### Document extract
******
Depending on your question, detailed can be very, very helpful.
And depending on your question, one line can do it.
Gosh, I think in our last show, I think all of our questions were one line, two lines at most.
Very interesting.
Short questions can have very long answers, and long questions can have very short answers.
So it's fascinating and we never know.
We are the most relevant financial show on television today.
Without a doubt, I would say that perhaps some folks are going, wow, he's a little full of himself.
Not.
Well, that part is true.
But in spite of that, the reality is we are.
Because you set the agenda.
You decide what's relevant to you.
I do not drone on and on about something.
I'm either trying to sell you or something.
I just.
Oh, I'm fascinated by the term standard deviation and the relative to the stock market.
And you would fall asleep and you would not be allowed to operate heavy equipment while watching.
So bottom line is we don't do that.
And may be the only financial show ever, to simply focus on what's most important to you.
It's a fascinating idea.
So simple, so appropriate.
So, What?
Useful.
How about that?
Practical answers to questions that really are important to you, that makes us relevant.
And, we're pretty excited about, about the service that we provide.
Now, lots of folks have asked, goodness, isn't this just, like, like, freebies for everybody and answers.
Yeah, kinda.
Yeah.
Kind of a freebie.
We charge nothing to to have your questions asked and answered.
There's no obligation, there's no pressure.
There's.
It's just good information.
And on the one hand, you say, wow, a lot of effort.
For, little or no return as a business.
The answer is, that's the silliest thing I ever heard.
Have you?
The term karma is totally foreign to you.
The the idea that you provide service and and that you're rewarded on, 100 levels.
If that has not been your philosophy up to now, I would strongly encourage you.
Strongly encourage you if you're a business person, if you're an investor, if you're just kind of hanging around trying to be a good human being, I would strongly encourage you to think through your philosophy and make sure that you are serving people as honorably as you possibly can.
It will come back to serve you a many, many, many times over.
******
### Records provided

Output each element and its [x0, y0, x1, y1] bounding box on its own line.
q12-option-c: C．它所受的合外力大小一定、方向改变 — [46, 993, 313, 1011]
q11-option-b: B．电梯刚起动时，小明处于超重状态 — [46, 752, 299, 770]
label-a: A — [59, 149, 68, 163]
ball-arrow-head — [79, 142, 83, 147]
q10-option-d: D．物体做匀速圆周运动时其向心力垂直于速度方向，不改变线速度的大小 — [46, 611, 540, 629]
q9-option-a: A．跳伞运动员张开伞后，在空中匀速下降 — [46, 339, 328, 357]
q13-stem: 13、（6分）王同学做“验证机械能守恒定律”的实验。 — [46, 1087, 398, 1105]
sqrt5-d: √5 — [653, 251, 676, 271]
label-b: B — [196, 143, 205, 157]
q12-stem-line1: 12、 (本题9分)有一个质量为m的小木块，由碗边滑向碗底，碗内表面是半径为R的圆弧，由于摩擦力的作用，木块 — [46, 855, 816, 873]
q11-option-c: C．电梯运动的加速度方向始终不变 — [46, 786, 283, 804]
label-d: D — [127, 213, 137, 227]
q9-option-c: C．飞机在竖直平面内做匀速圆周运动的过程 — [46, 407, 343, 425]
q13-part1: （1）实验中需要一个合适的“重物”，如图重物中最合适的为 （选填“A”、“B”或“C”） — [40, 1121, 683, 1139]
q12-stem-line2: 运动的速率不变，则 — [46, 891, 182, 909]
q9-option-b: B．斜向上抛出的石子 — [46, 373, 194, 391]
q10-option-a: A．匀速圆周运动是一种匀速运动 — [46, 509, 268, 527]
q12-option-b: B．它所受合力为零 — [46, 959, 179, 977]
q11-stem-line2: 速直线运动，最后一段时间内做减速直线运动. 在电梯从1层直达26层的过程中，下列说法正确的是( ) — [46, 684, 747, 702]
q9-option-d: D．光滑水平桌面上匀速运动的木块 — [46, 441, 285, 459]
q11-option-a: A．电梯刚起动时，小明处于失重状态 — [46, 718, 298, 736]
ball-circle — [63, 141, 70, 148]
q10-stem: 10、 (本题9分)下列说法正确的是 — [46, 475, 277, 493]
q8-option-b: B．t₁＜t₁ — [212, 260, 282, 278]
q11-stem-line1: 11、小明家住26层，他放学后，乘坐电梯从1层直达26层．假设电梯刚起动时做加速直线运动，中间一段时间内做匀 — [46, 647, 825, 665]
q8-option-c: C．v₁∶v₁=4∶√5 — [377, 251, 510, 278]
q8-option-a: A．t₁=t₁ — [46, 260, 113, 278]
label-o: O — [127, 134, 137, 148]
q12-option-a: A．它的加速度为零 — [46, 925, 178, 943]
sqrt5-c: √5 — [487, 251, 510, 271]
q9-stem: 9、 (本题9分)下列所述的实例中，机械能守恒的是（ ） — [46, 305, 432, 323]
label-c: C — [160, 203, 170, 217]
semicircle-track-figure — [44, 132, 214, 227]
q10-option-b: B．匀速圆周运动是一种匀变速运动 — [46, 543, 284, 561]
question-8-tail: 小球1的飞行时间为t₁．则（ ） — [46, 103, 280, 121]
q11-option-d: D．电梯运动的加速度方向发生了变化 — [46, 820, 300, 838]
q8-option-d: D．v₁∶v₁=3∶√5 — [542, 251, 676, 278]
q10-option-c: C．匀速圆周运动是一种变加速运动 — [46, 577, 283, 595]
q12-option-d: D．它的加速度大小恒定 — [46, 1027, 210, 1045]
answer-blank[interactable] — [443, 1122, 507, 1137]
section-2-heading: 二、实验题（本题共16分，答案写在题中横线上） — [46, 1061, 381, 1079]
******
### Given request
Continue the financial show transcript, starting after its last sentence. The entries above come from a different source than the financial show transcript.

### Result of the task
I am, I am assuring you.
I am assuring you.
So, let's start serving some folks.
Sir, where do we start this evening?
Very good.
Bubbles, that is, it's not a pet name.
No.
I got out of investing in the stock market about two months ago, and I'm waiting for it to drop to get back in, but it keeps going higher.
Should I bite the bullet and invest now or see if the bubbles burst?
There's where bubbles come in.
Again, simple question.
Gosh, as I think through it, briefly, there's no briefly about it.
This is a fascinating question answered or asked by many, many people.
Various forms, various phrasing.
But over the years, 780 years, I've heard it thousands of times.
The idea that you could determine to get out of the market at a certain point, we'll call that the high point.
And then determined to get back into the market at a certain point.
Watch this.
See how it works.
We'll call that the low point and buy low.
Sell high.
And that's what everybody says you're supposed to do.
And that way you win.
There's only a couple small issues with that.
And if you can figure these out you're on your own.
You're in very good shape indeed.
The first issue is, how do you know when to get out?
This, questioner, for example, got out months ago, and the market kept going up.
So getting out when it when it was high, maybe high.
Yes.
No.
So so so far that part didn't work out so well.
At at the point that we received this email, the market had continued to move up.
As of the moment that we are taping this, the market has dropped about 4%.
Pretty significant drop.
Is now the time to get back in?
How would I know and how would anyone know?
The term psychic, is, largely discredited because no one is psychic.
My wife, Diane, if that is her real name, would suggest to you that I have psychotic covered rather easily, but psychic.
Not so much.
The magic eight ball is as close as I've got to a real psychic tool.
And the reality is that doesn't work.
So the idea of being to, being able to time the market, that's a phrase, has been around forever since there's been markets knowing what time to get in, what time to get out and get back in.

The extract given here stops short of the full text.